§ **SET EXERCISE**: Reproduce the listing below word for word, with no pictures.

§ **MATERIALS PROVIDED**:
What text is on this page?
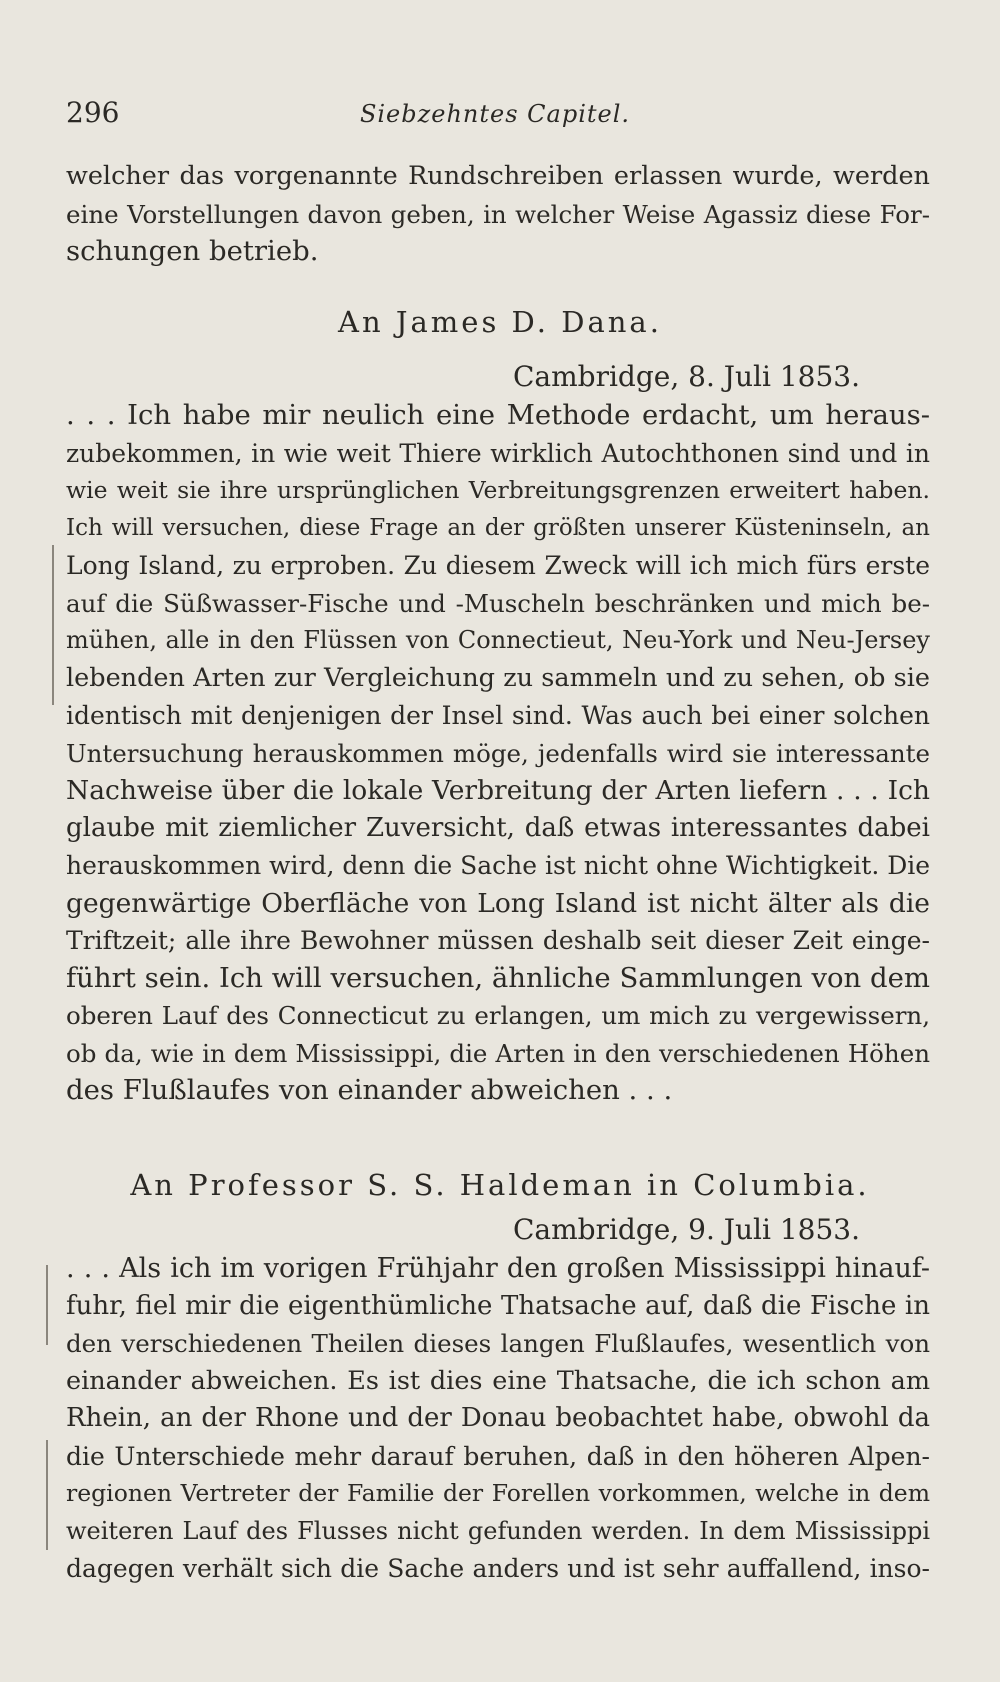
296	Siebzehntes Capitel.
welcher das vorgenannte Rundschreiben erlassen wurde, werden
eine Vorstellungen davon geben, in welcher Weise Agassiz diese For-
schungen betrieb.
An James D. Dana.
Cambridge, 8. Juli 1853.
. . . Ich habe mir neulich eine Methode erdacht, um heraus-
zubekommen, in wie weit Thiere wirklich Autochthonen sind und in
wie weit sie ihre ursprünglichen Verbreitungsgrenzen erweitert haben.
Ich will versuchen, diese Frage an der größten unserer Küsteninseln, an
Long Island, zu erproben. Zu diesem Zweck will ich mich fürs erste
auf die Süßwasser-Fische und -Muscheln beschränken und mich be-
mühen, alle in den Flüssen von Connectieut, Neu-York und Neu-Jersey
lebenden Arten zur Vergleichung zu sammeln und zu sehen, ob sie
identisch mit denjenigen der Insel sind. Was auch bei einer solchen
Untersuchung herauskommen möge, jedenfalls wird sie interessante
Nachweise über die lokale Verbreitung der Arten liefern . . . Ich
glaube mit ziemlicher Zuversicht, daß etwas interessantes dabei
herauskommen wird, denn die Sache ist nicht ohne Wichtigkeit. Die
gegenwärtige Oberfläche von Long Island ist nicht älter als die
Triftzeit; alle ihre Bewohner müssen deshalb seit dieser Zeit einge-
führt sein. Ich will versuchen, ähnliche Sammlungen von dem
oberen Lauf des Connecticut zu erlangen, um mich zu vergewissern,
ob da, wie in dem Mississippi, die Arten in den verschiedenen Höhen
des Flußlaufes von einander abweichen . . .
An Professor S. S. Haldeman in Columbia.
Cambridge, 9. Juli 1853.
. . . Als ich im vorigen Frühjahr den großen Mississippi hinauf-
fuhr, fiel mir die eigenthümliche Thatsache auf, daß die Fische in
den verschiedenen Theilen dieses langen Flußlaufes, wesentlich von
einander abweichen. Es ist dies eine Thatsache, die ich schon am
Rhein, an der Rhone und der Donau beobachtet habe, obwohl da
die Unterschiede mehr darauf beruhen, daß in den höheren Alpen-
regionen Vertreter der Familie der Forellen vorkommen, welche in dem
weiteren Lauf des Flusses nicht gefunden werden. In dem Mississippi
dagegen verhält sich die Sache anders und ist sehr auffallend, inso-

§ **WRITTEN ANSWER**:
What text is on this page?
296	Siebzehntes Capitel.
welcher das vorgenannte Rundschreiben erlassen wurde, werden
eine Vorstellungen davon geben, in welcher Weise Agassiz diese For-
schungen betrieb.
An James D. Dana.
Cambridge, 8. Juli 1853.
. . . Ich habe mir neulich eine Methode erdacht, um heraus-
zubekommen, in wie weit Thiere wirklich Autochthonen sind und in
wie weit sie ihre ursprünglichen Verbreitungsgrenzen erweitert haben.
Ich will versuchen, diese Frage an der größten unserer Küsteninseln, an
Long Island, zu erproben. Zu diesem Zweck will ich mich fürs erste
auf die Süßwasser-Fische und -Muscheln beschränken und mich be-
mühen, alle in den Flüssen von Connectieut, Neu-York und Neu-Jersey
lebenden Arten zur Vergleichung zu sammeln und zu sehen, ob sie
identisch mit denjenigen der Insel sind. Was auch bei einer solchen
Untersuchung herauskommen möge, jedenfalls wird sie interessante
Nachweise über die lokale Verbreitung der Arten liefern . . . Ich
glaube mit ziemlicher Zuversicht, daß etwas interessantes dabei
herauskommen wird, denn die Sache ist nicht ohne Wichtigkeit. Die
gegenwärtige Oberfläche von Long Island ist nicht älter als die
Triftzeit; alle ihre Bewohner müssen deshalb seit dieser Zeit einge-
führt sein. Ich will versuchen, ähnliche Sammlungen von dem
oberen Lauf des Connecticut zu erlangen, um mich zu vergewissern,
ob da, wie in dem Mississippi, die Arten in den verschiedenen Höhen
des Flußlaufes von einander abweichen . . .
An Professor S. S. Haldeman in Columbia.
Cambridge, 9. Juli 1853.
. . . Als ich im vorigen Frühjahr den großen Mississippi hinauf-
fuhr, fiel mir die eigenthümliche Thatsache auf, daß die Fische in
den verschiedenen Theilen dieses langen Flußlaufes, wesentlich von
einander abweichen. Es ist dies eine Thatsache, die ich schon am
Rhein, an der Rhone und der Donau beobachtet habe, obwohl da
die Unterschiede mehr darauf beruhen, daß in den höheren Alpen-
regionen Vertreter der Familie der Forellen vorkommen, welche in dem
weiteren Lauf des Flusses nicht gefunden werden. In dem Mississippi
dagegen verhält sich die Sache anders und ist sehr auffallend, inso-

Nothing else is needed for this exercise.